- _Stated problem_:
Only a number is wanted: how many lines in the listing contain the word "Олександрівна"?

- _Entries_:
** BEGIN **

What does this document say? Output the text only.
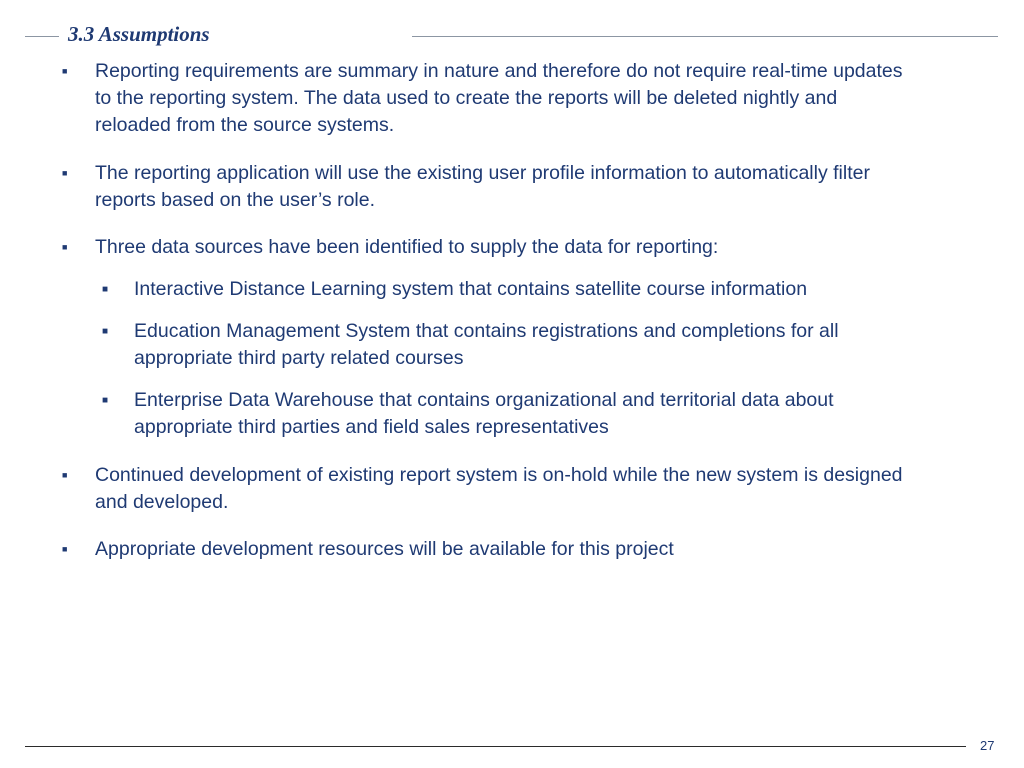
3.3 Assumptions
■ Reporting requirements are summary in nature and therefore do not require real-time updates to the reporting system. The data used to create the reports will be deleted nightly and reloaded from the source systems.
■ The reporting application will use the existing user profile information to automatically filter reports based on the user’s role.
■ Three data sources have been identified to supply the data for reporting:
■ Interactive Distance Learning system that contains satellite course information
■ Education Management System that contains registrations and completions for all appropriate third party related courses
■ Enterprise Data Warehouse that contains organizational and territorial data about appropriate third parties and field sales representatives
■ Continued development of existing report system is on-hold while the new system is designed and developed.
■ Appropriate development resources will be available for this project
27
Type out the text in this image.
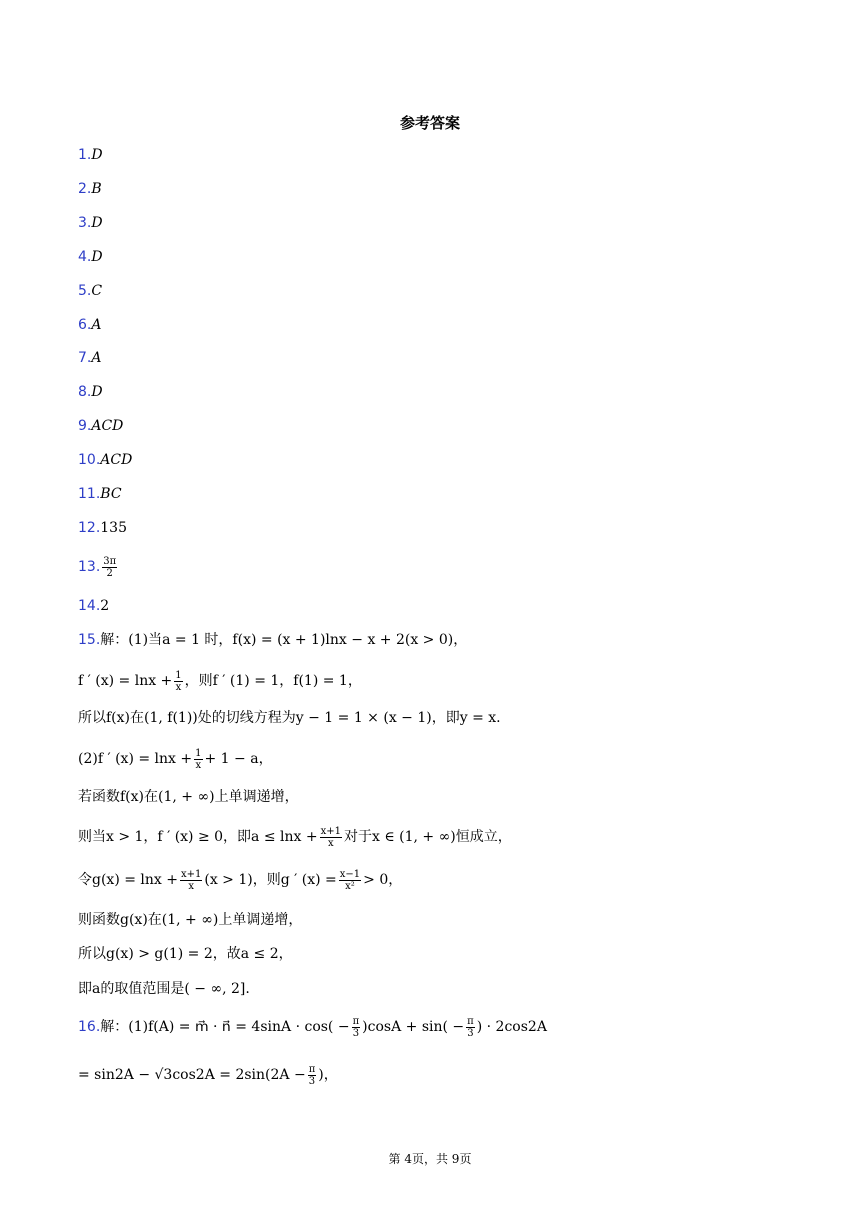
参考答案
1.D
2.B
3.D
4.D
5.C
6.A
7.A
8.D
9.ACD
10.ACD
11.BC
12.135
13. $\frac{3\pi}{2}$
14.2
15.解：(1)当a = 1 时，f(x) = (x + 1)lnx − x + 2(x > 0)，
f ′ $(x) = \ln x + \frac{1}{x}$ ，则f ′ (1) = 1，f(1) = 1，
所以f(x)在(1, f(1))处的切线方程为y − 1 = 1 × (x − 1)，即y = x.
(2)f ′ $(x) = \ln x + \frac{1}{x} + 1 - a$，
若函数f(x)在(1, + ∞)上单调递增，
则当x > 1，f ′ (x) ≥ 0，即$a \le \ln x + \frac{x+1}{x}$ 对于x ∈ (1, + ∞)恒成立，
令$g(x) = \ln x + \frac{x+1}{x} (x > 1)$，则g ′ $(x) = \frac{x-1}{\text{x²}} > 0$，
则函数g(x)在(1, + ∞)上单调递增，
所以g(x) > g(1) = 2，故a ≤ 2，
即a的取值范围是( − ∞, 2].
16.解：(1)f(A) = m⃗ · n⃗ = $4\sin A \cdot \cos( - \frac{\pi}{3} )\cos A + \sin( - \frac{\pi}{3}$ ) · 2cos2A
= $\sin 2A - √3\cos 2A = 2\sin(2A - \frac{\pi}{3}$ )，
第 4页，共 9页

** END **
** BEGIN **

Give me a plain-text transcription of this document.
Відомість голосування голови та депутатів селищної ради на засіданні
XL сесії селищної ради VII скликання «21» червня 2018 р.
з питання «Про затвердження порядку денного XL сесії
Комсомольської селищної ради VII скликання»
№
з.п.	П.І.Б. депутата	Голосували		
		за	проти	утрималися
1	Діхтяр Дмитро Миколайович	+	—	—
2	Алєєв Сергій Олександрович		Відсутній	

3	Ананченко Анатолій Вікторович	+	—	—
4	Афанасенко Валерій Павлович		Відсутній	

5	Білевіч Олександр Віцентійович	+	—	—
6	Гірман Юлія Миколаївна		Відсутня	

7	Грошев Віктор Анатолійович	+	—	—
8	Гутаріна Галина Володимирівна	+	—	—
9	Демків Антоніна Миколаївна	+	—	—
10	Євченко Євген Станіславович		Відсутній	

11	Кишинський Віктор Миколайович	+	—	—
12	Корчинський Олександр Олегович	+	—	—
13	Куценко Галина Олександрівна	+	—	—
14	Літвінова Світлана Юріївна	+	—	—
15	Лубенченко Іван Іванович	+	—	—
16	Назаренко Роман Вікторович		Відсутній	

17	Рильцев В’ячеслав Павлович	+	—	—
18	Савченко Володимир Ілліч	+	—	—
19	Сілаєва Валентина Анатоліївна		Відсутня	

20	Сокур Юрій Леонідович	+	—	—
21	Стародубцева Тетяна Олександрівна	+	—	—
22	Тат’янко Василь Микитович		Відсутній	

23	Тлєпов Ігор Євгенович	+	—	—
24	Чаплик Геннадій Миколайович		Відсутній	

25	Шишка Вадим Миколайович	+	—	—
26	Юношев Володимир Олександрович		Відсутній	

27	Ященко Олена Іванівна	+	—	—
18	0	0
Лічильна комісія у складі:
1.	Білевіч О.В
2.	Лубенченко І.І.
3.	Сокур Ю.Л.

** END **
** BEGIN **

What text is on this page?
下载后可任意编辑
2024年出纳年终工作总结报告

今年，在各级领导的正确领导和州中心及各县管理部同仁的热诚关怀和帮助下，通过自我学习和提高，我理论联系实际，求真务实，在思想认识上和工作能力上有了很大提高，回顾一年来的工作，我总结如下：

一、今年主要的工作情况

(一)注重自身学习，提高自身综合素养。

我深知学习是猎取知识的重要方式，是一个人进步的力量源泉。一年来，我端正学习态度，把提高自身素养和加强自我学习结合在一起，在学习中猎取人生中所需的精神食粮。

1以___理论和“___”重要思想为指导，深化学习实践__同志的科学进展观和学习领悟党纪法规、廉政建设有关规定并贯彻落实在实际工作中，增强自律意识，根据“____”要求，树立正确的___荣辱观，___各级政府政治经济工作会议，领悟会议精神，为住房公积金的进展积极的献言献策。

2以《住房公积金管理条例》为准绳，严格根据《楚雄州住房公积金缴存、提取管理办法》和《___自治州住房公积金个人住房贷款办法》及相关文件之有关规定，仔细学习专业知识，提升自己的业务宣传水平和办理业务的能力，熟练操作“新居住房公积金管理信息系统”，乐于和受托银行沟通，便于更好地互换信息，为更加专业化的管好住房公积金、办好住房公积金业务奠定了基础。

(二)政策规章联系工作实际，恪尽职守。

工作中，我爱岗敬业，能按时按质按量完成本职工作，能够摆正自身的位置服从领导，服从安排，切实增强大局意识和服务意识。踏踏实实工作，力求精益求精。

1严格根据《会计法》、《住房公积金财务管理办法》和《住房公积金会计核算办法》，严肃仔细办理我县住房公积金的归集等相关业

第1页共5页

** END **

- _Finished answer_:
2